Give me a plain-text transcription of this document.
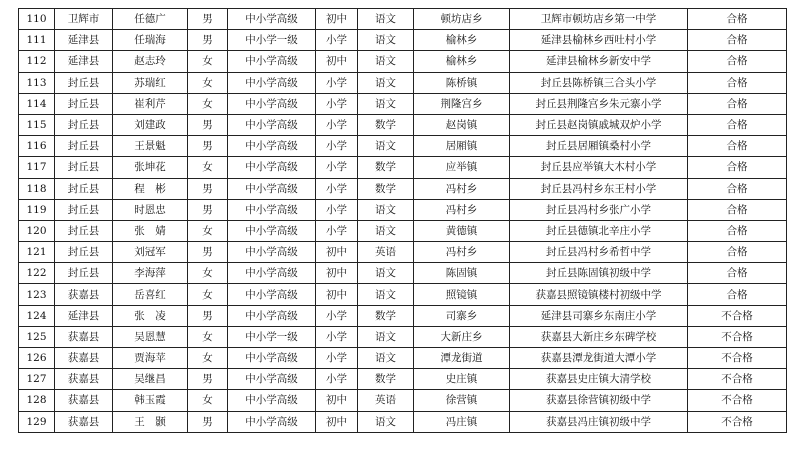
110	卫辉市	任德广	男	中小学高级	初中	语文	顿坊店乡	卫辉市顿坊店乡第一中学	合格
111	延津县	任瑞海	男	中小学一级	小学	语文	榆林乡	延津县榆林乡西吐村小学	合格
112	延津县	赵志玲	女	中小学高级	初中	语文	榆林乡	延津县榆林乡新安中学	合格
113	封丘县	苏瑞红	女	中小学高级	小学	语文	陈桥镇	封丘县陈桥镇三合头小学	合格
114	封丘县	崔利芹	女	中小学高级	小学	语文	荆隆宫乡	封丘县荆隆宫乡朱元寨小学	合格
115	封丘县	刘建政	男	中小学高级	小学	数学	赵岗镇	封丘县赵岗镇戚城双炉小学	合格
116	封丘县	王景魁	男	中小学高级	小学	语文	居厢镇	封丘县居厢镇桑村小学	合格
117	封丘县	张坤花	女	中小学高级	小学	数学	应举镇	封丘县应举镇大木村小学	合格
118	封丘县	程　彬	男	中小学高级	小学	数学	冯村乡	封丘县冯村乡东王村小学	合格
119	封丘县	时恩忠	男	中小学高级	小学	语文	冯村乡	封丘县冯村乡张广小学	合格
120	封丘县	张　婧	女	中小学高级	小学	语文	黄德镇	封丘县德镇北辛庄小学	合格
121	封丘县	刘冠军	男	中小学高级	初中	英语	冯村乡	封丘县冯村乡希哲中学	合格
122	封丘县	李海萍	女	中小学高级	初中	语文	陈固镇	封丘县陈固镇初级中学	合格
123	获嘉县	岳喜红	女	中小学高级	初中	语文	照镜镇	获嘉县照镜镇楼村初级中学	合格
124	延津县	张　凌	男	中小学高级	小学	数学	司寨乡	延津县司寨乡东南庄小学	不合格
125	获嘉县	吴恩慧	女	中小学一级	小学	语文	大新庄乡	获嘉县大新庄乡东碑学校	不合格
126	获嘉县	贾海苹	女	中小学高级	小学	语文	潭龙街道	获嘉县潭龙街道大潭小学	不合格
127	获嘉县	吴继昌	男	中小学高级	小学	数学	史庄镇	获嘉县史庄镇大清学校	不合格
128	获嘉县	韩玉霞	女	中小学高级	初中	英语	徐营镇	获嘉县徐营镇初级中学	不合格
129	获嘉县	王　颢	男	中小学高级	初中	语文	冯庄镇	获嘉县冯庄镇初级中学	不合格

---

EXERCISE: Lines containing the word "中小学一级" are to be tallied; report only the total.

RESULT OF THIS EXERCISE: 2